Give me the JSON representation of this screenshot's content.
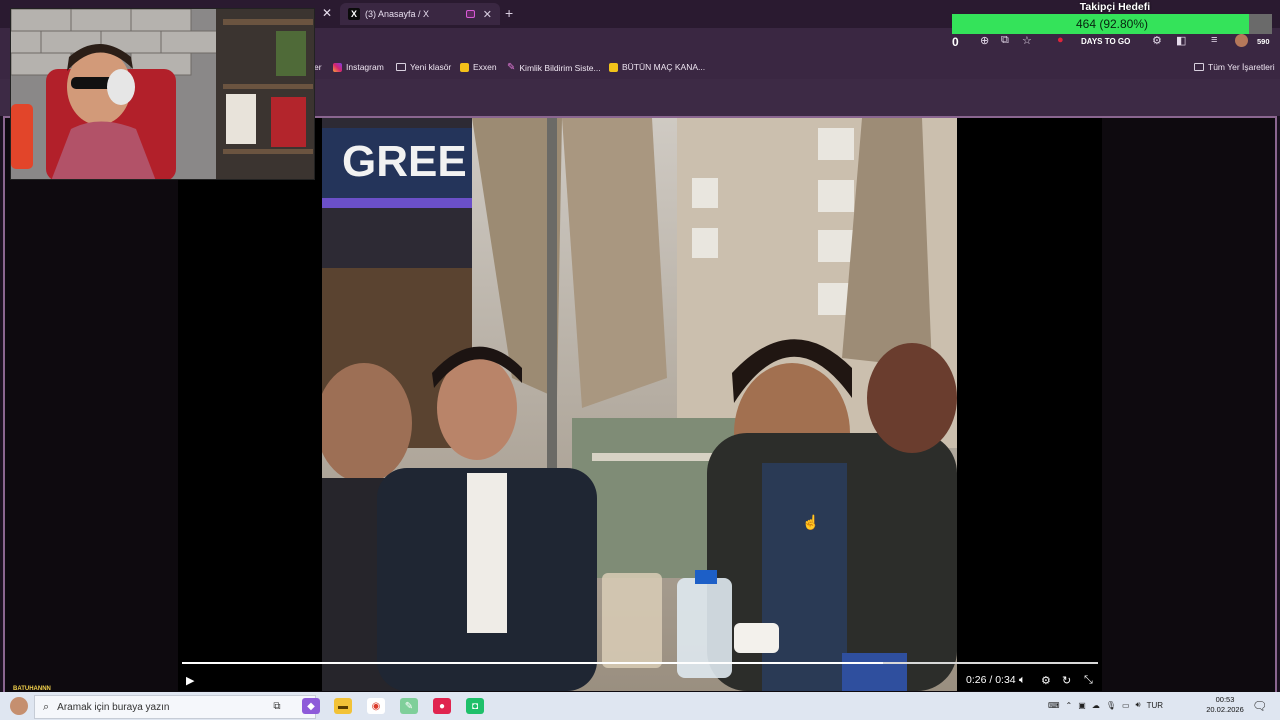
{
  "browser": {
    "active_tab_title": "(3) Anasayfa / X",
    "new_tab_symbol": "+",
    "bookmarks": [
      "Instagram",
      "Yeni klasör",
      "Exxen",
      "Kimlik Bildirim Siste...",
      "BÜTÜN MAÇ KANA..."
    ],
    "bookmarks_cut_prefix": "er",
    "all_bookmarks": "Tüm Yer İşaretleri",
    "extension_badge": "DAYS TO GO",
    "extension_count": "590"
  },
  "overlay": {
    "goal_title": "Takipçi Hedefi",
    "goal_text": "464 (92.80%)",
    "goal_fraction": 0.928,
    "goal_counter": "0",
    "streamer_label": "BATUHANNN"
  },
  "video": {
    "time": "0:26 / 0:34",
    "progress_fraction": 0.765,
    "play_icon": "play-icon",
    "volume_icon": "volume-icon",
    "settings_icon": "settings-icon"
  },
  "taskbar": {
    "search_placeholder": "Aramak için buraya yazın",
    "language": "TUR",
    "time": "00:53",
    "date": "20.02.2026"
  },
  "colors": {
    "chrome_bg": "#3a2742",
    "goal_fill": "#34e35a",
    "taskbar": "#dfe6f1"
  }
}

■ ■ ■

WHAT YOU WILL DO
Make a copy of each line that contains the string "icon".

SOLUTION FOR THIS EXERCISE
    "play_icon": "play-icon",
    "volume_icon": "volume-icon",
    "settings_icon": "settings-icon"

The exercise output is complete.